Could you imagine having your choice of directing a movie about The Flash or a movie about Aquaman? On the surface, most people would probably pick The Flash, right? Ahead, James Wan reveals that he had exactly this choice to make and explains why he decided to take the, let’s say, less conventional choice. And, yes, he knows you make fun of Aquaman – and that’s exactly why he chose the way he did.

But, we are getting ahead of ourselves. This week, Wan is returning to his horror roots with The Conjuring 2, a sequel to the massive blockbuster of a first film that grossed $318 million in 2013. Wan returns to horror after directing Furious 7, a critical and financial hit that, as Wan admits, was a difficult film to make (for numerous reasons, including the tragic death of star Paul Walker). As Wan says ahead, he felt reinvigorated to tell another story from the case files of Ed and Lorraine Warren (played by Patrick Wilson and Vera Farmiga), this time with a case of the supernatural that takes place just outside of London.

Ahead, Wan explains just why he felt he had one more story to tell with the Warrens (and how Warner Bros. convinced him to keep his 134-minute runtime), and Wan reveals why Aquaman, for him, was the obvious choice over The Flash.

I am not a big horror fan. Why do people like me like the Conjuring movies?

Listen, I think that’s the biggest compliment that these movies can have. I do think it’s partly because people love that they have real characters and it takes time to tell people’s stories and it’s not just about the scary set pieces, and the human element is what resonates with a lot of people.

In a lot of horror franchises that have more than one movie, we follow the villain. Here we follow the Warrens.

Yeah, you’re right. I didn’t really think about it from that perspective, but it’s usually

Freddy Krueger…

Or the Jason or the Michael. Usually those are the characters that you franchise from, not the victim. But I think in some says, that’s the testament of these two characters – they work somewhat like superheroes.

There’s only so many times we can watch Jason Voorhees kill people before an audience is like, “We get it.”

Well, when you’re a silent killing machine, there’s not a lot of character development you can expand on, right?

And sometimes that is tried, but I’m not sure that really works.

Exactly. You don’t want Jason Voorhees or Michael Myers to have too much of a backstory that removes the mystery of what makes them scary, right?

The way you handle religion in these movies is interesting. Ed and Lorraine are religious, whereas audience members might not be. But it never feels “preachy,” even though their faith is very much part of the characters.

I totally get it. Believe me, I definitely do not want to make a preachy movie at all. You know, faith is such a big part of who the Warrens are, so it’s not something I can sidestep. So I decided to wholeheartedly embrace it. It’s what they use to combat the things that they do. So I wanted to treat it as a character point of who they are – and that’s all it is. And it was something I was very mindful of: I don’t want it to be a commentary on religion, it’s just another part of the storytelling.

I just saw that the Amityville house is for sale.

[Laughs.] Yeah, everyone is sending me that story.

You should buy it.

You know, it would be great if the studio would just rent it for a day or two and did press from the house.

I would not go.

Come on, it would be fun! Just to go in and feel it out!

You and I have very different definitions of “fun.” I can live my life just fine without ever entering that house.

You’re afraid you might have some evil entity latch onto you and you bring it back with you. I totally appreciate that.

» Given information:
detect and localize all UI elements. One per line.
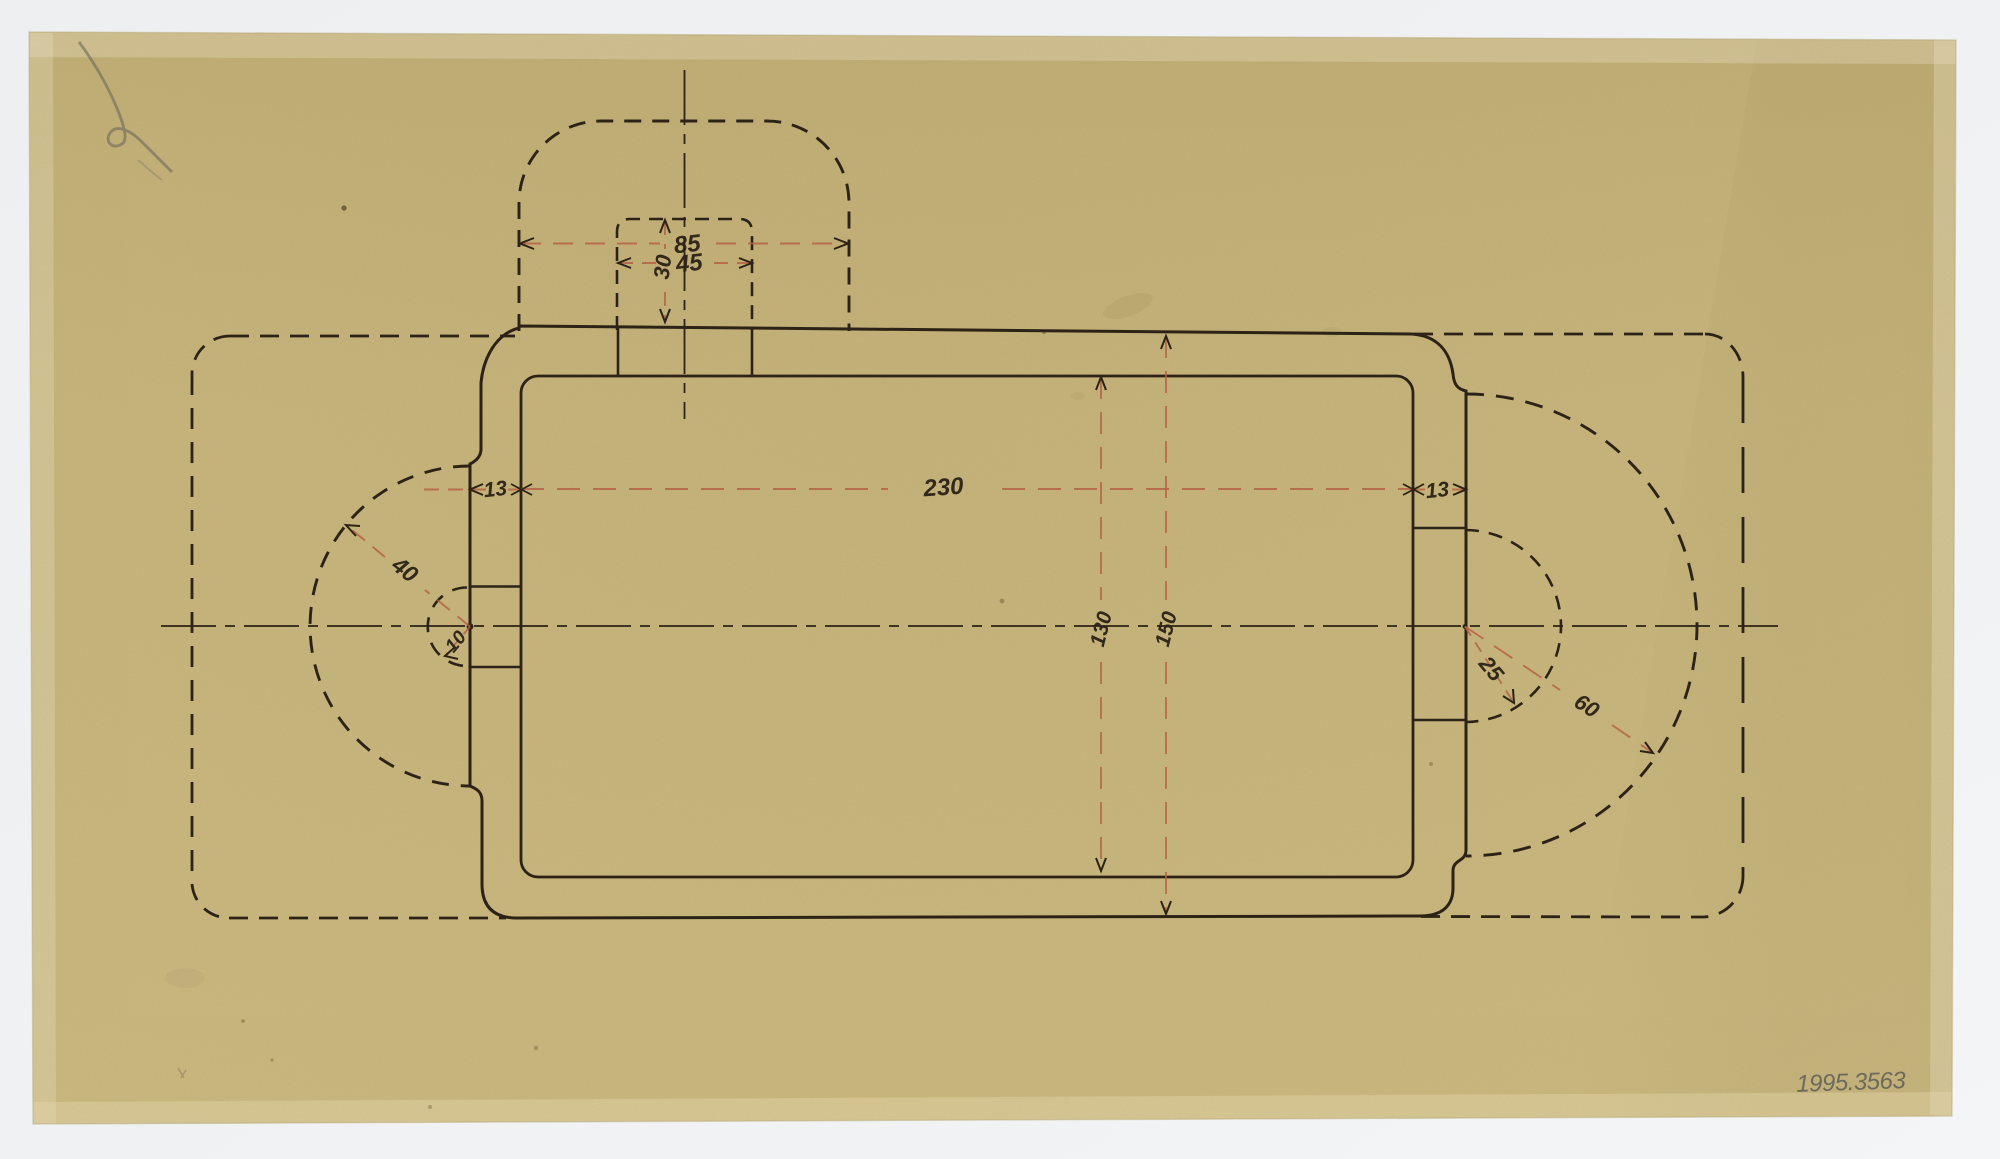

» What you have to do:
Answer these questions using the interview with James Wan:
(a) How much did the first Conjuring film gross, and in what year?
(b) Which actors play Ed and Lorraine Warren?
(c) Which house does the interviewer say is for sale?

» Written solution:
(a) It grossed $318 million in 2013.
(b) Patrick Wilson and Vera Farmiga.
(c) The Amityville house.